> [Goal]
Transcribe each line of the records below exactly, excluding any embedded images.

(Stored records)
_ _ _ _ _

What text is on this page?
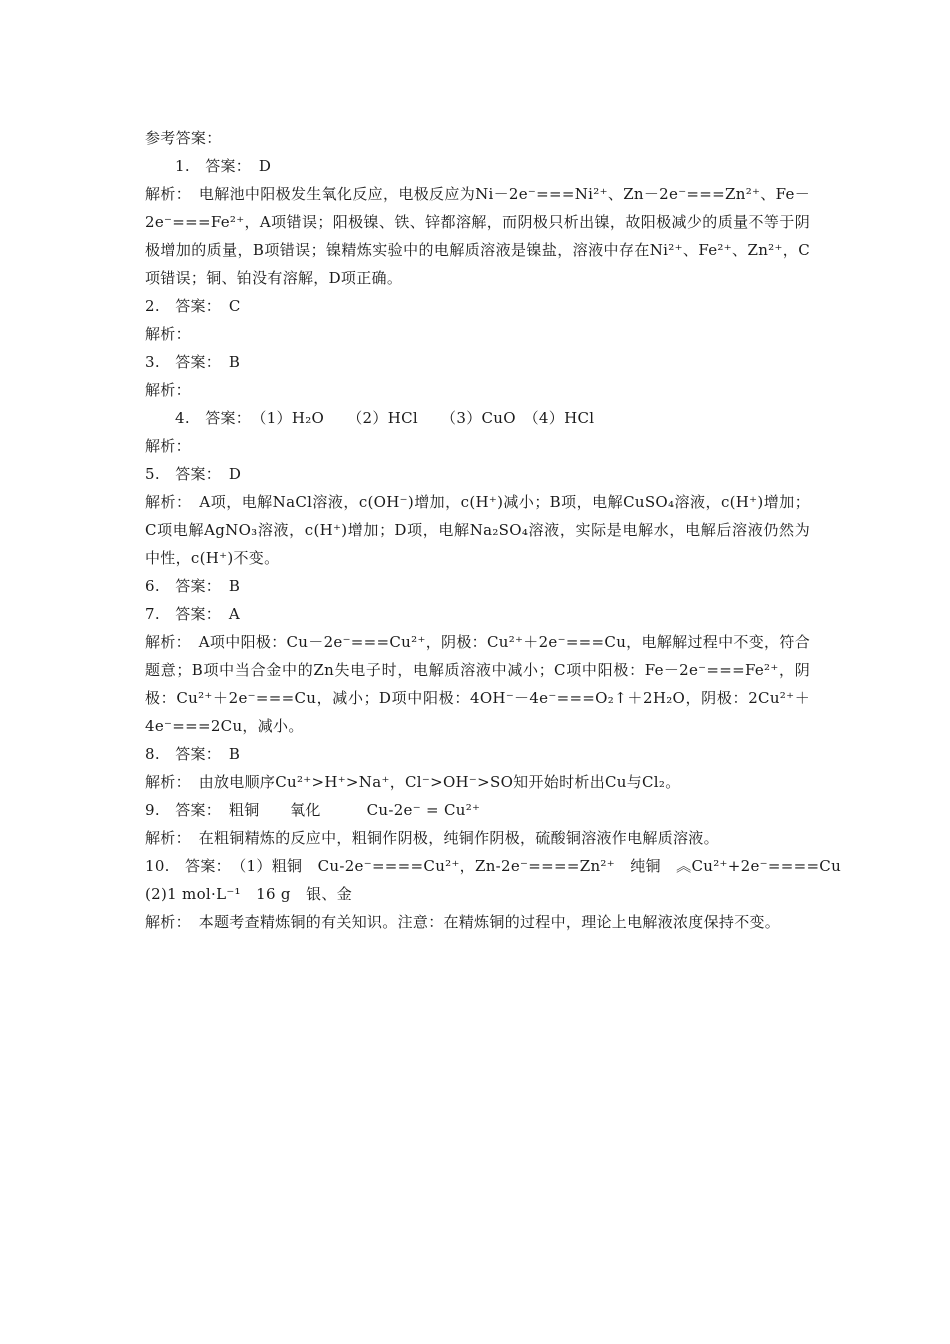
参考答案：
1.　答案：　D
解析：　电解池中阳极发生氧化反应，电极反应为Ni－2e⁻===Ni²⁺、Zn－2e⁻===Zn²⁺、Fe－2e⁻===Fe²⁺，A项错误；阳极镍、铁、锌都溶解，而阴极只析出镍，故阳极减少的质量不等于阴极增加的质量，B项错误；镍精炼实验中的电解质溶液是镍盐，溶液中存在Ni²⁺、Fe²⁺、Zn²⁺，C项错误；铜、铂没有溶解，D项正确。
2.　答案：　C
解析：
3.　答案：　B
解析：
4.　答案：　（1）H₂O　　（2）HCl　　（3）CuO　（4）HCl
解析：
5.　答案：　D
解析：　A项，电解NaCl溶液，c(OH⁻)增加，c(H⁺)减小；B项，电解CuSO₄溶液，c(H⁺)增加；C项电解AgNO₃溶液，c(H⁺)增加；D项，电解Na₂SO₄溶液，实际是电解水，电解后溶液仍然为中性，c(H⁺)不变。
6.　答案：　B
7.　答案：　A
解析：　A项中阳极：Cu－2e⁻===Cu²⁺，阴极：Cu²⁺＋2e⁻===Cu，电解解过程中不变，符合题意；B项中当合金中的Zn失电子时，电解质溶液中减小；C项中阳极：Fe－2e⁻===Fe²⁺，阴极：Cu²⁺＋2e⁻===Cu，减小；D项中阳极：4OH⁻－4e⁻===O₂↑＋2H₂O，阴极：2Cu²⁺＋4e⁻===2Cu，减小。
8.　答案：　B
解析：　由放电顺序Cu²⁺>H⁺>Na⁺，Cl⁻>OH⁻>SO知开始时析出Cu与Cl₂。
9.　答案：　粗铜　　氧化　　　Cu-2e⁻ = Cu²⁺
解析：　在粗铜精炼的反应中，粗铜作阴极，纯铜作阴极，硫酸铜溶液作电解质溶液。
10.　答案：　（1）粗铜　Cu-2e⁻====Cu²⁺，Zn-2e⁻====Zn²⁺　纯铜　︽Cu²⁺+2e⁻====Cu
(2)1 mol·L⁻¹　16 g　银、金
解析：　本题考查精炼铜的有关知识。注意：在精炼铜的过程中，理论上电解液浓度保持不变。
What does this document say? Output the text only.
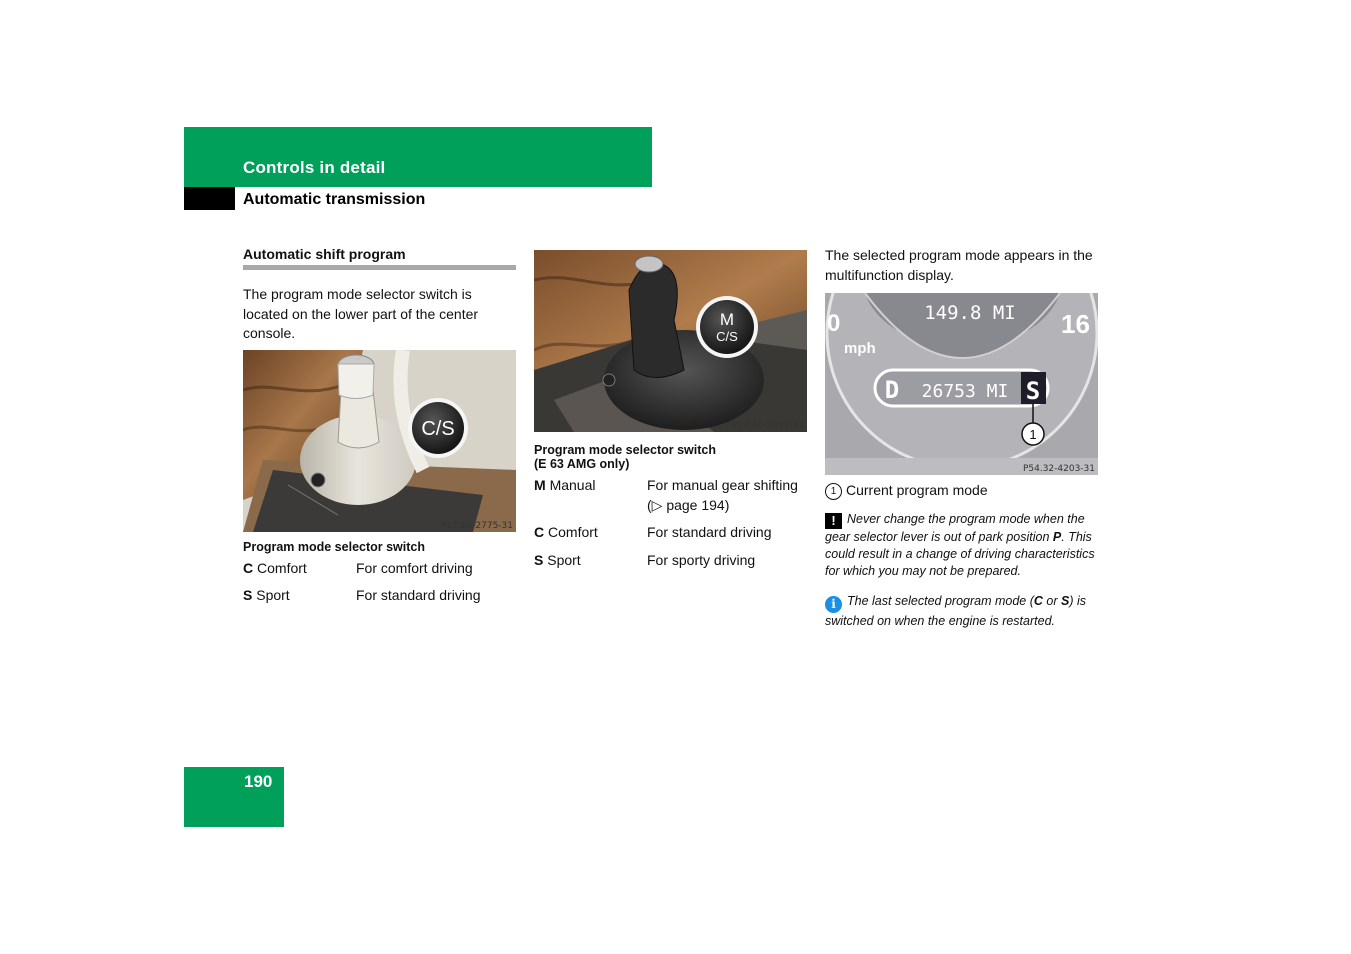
Controls in detail
Automatic transmission
Automatic shift program

The program mode selector switch is located on the lower part of the center console.

C/S
P27.60-2775-31

Program mode selector switch

C Comfort	For comfort driving
S Sport	For standard driving
M
C/S
P27.60-2853-31

Program mode selector switch
(E 63 AMG only)

M Manual	For manual gear shifting
(▷ page 194)
C Comfort	For standard driving
S Sport	For sporty driving

The selected program mode appears in the multifunction display.

149.8 MI
0	16
mph
D 26753 MI S
1
P54.32-4203-31

1 Current program mode

! Never change the program mode when the gear selector lever is out of park position P. This could result in a change of driving characteristics for which you may not be prepared.

i The last selected program mode (C or S) is switched on when the engine is restarted.

190
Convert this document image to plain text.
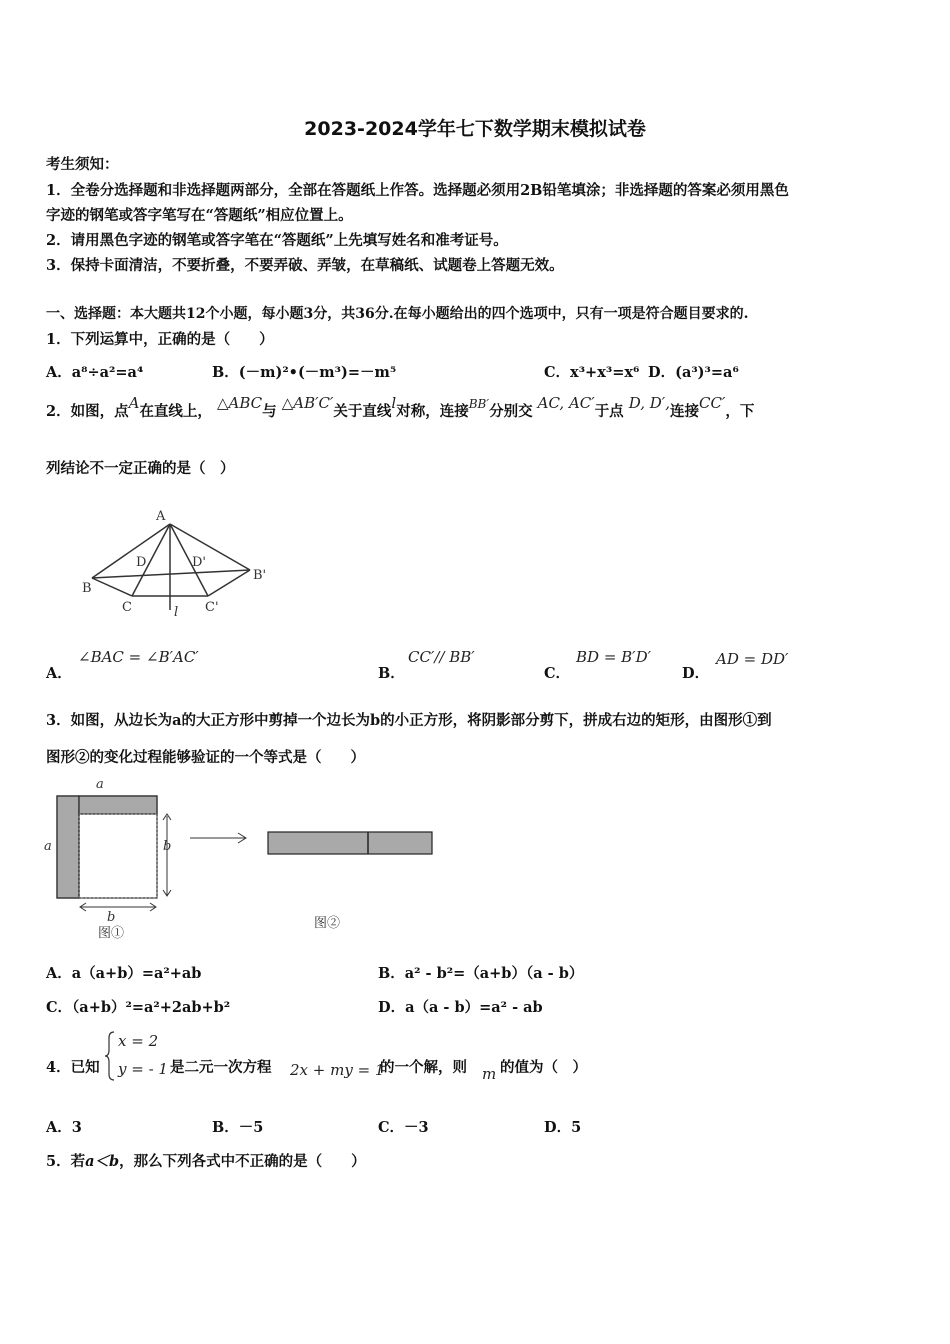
2023-2024学年七下数学期末模拟试卷
考生须知：
1．全卷分选择题和非选择题两部分，全部在答题纸上作答。选择题必须用2B铅笔填涂；非选择题的答案必须用黑色
字迹的钢笔或答字笔写在“答题纸”相应位置上。
2．请用黑色字迹的钢笔或答字笔在“答题纸”上先填写姓名和准考证号。
3．保持卡面清洁，不要折叠，不要弄破、弄皱，在草稿纸、试题卷上答题无效。
一、选择题：本大题共12个小题，每小题3分，共36分.在每小题给出的四个选项中，只有一项是符合题目要求的.
1．下列运算中，正确的是（　　）
A．a⁸÷a²=a⁴	B．(－m)²•(－m³)=－m⁵	C．x³+x³=x⁶ D．(a³)³=a⁶
2．如图，点A在直线上， △ABC与 △AB′C′关于直线l对称，连接$^{BB'}$分别交 AC, AC′于点 D, D′,连接CC′，下
列结论不一定正确的是（　）
A
B
C
D	D'
B'
C'
l
A．
∠BAC = ∠B′AC′
B．
CC′// BB′
C．
BD = B′D′
D．
AD = DD′
3．如图，从边长为a的大正方形中剪掉一个边长为b的小正方形，将阴影部分剪下，拼成右边的矩形，由图形①到
图形②的变化过程能够验证的一个等式是（　　）
a
a	b
b
图①
图②
A．a（a+b）=a²+ab	B．a² - b²=（a+b）（a - b）
C．（a+b）²=a²+2ab+b²	D．a（a - b）=a² - ab
4．已知
x = 2
y = - 1 是二元一次方程 2x + my = 1
的一个解，则 m 的值为（　）
A．3	B．－5	C．－3	D．5
5．若a＜b，那么下列各式中不正确的是（　　）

_ _ _ _ _

> [Finished task]
What text is on this page?
参考答案：
1.　答案：　D
解析：　电解池中阳极发生氧化反应，电极反应为Ni－2e⁻===Ni²⁺、Zn－2e⁻===Zn²⁺、Fe－2e⁻===Fe²⁺，A项错误；阳极镍、铁、锌都溶解，而阴极只析出镍，故阳极减少的质量不等于阴极增加的质量，B项错误；镍精炼实验中的电解质溶液是镍盐，溶液中存在Ni²⁺、Fe²⁺、Zn²⁺，C项错误；铜、铂没有溶解，D项正确。
2.　答案：　C
解析：
3.　答案：　B
解析：
4.　答案：　（1）H₂O　　（2）HCl　　（3）CuO　（4）HCl
解析：
5.　答案：　D
解析：　A项，电解NaCl溶液，c(OH⁻)增加，c(H⁺)减小；B项，电解CuSO₄溶液，c(H⁺)增加；C项电解AgNO₃溶液，c(H⁺)增加；D项，电解Na₂SO₄溶液，实际是电解水，电解后溶液仍然为中性，c(H⁺)不变。
6.　答案：　B
7.　答案：　A
解析：　A项中阳极：Cu－2e⁻===Cu²⁺，阴极：Cu²⁺＋2e⁻===Cu，电解解过程中不变，符合题意；B项中当合金中的Zn失电子时，电解质溶液中减小；C项中阳极：Fe－2e⁻===Fe²⁺，阴极：Cu²⁺＋2e⁻===Cu，减小；D项中阳极：4OH⁻－4e⁻===O₂↑＋2H₂O，阴极：2Cu²⁺＋4e⁻===2Cu，减小。
8.　答案：　B
解析：　由放电顺序Cu²⁺>H⁺>Na⁺，Cl⁻>OH⁻>SO知开始时析出Cu与Cl₂。
9.　答案：　粗铜　　氧化　　　Cu-2e⁻ = Cu²⁺
解析：　在粗铜精炼的反应中，粗铜作阴极，纯铜作阴极，硫酸铜溶液作电解质溶液。
10.　答案：　（1）粗铜　Cu-2e⁻====Cu²⁺，Zn-2e⁻====Zn²⁺　纯铜　︽Cu²⁺+2e⁻====Cu
(2)1 mol·L⁻¹　16 g　银、金
解析：　本题考查精炼铜的有关知识。注意：在精炼铜的过程中，理论上电解液浓度保持不变。
What does this document say? Output the text only.
Controls in detail
Automatic transmission
Automatic shift program

The program mode selector switch is located on the lower part of the center console.

C/S
P27.60-2775-31

Program mode selector switch

C Comfort	For comfort driving
S Sport	For standard driving
M
C/S
P27.60-2853-31

Program mode selector switch
(E 63 AMG only)

M Manual	For manual gear shifting
(▷ page 194)
C Comfort	For standard driving
S Sport	For sporty driving

The selected program mode appears in the multifunction display.

149.8 MI
0	16
mph
D 26753 MI S
1
P54.32-4203-31

1 Current program mode

! Never change the program mode when the gear selector lever is out of park position P. This could result in a change of driving characteristics for which you may not be prepared.

i The last selected program mode (C or S) is switched on when the engine is restarted.

190
Convert this document image to plain text.
2023-2024学年七下数学期末模拟试卷
考生须知：
1．全卷分选择题和非选择题两部分，全部在答题纸上作答。选择题必须用2B铅笔填涂；非选择题的答案必须用黑色
字迹的钢笔或答字笔写在“答题纸”相应位置上。
2．请用黑色字迹的钢笔或答字笔在“答题纸”上先填写姓名和准考证号。
3．保持卡面清洁，不要折叠，不要弄破、弄皱，在草稿纸、试题卷上答题无效。
一、选择题：本大题共12个小题，每小题3分，共36分.在每小题给出的四个选项中，只有一项是符合题目要求的.
1．下列运算中，正确的是（　　）
A．a⁸÷a²=a⁴	B．(－m)²•(－m³)=－m⁵	C．x³+x³=x⁶ D．(a³)³=a⁶
2．如图，点A在直线上， △ABC与 △AB′C′关于直线l对称，连接$^{BB'}$分别交 AC, AC′于点 D, D′,连接CC′，下
列结论不一定正确的是（　）
A
B
C
D	D'
B'
C'
l
A．
∠BAC = ∠B′AC′
B．
CC′// BB′
C．
BD = B′D′
D．
AD = DD′
3．如图，从边长为a的大正方形中剪掉一个边长为b的小正方形，将阴影部分剪下，拼成右边的矩形，由图形①到
图形②的变化过程能够验证的一个等式是（　　）
a
a	b
b
图①
图②
A．a（a+b）=a²+ab	B．a² - b²=（a+b）（a - b）
C．（a+b）²=a²+2ab+b²	D．a（a - b）=a² - ab
4．已知
x = 2
y = - 1 是二元一次方程 2x + my = 1
的一个解，则 m 的值为（　）
A．3	B．－5	C．－3	D．5
5．若a＜b，那么下列各式中不正确的是（　　）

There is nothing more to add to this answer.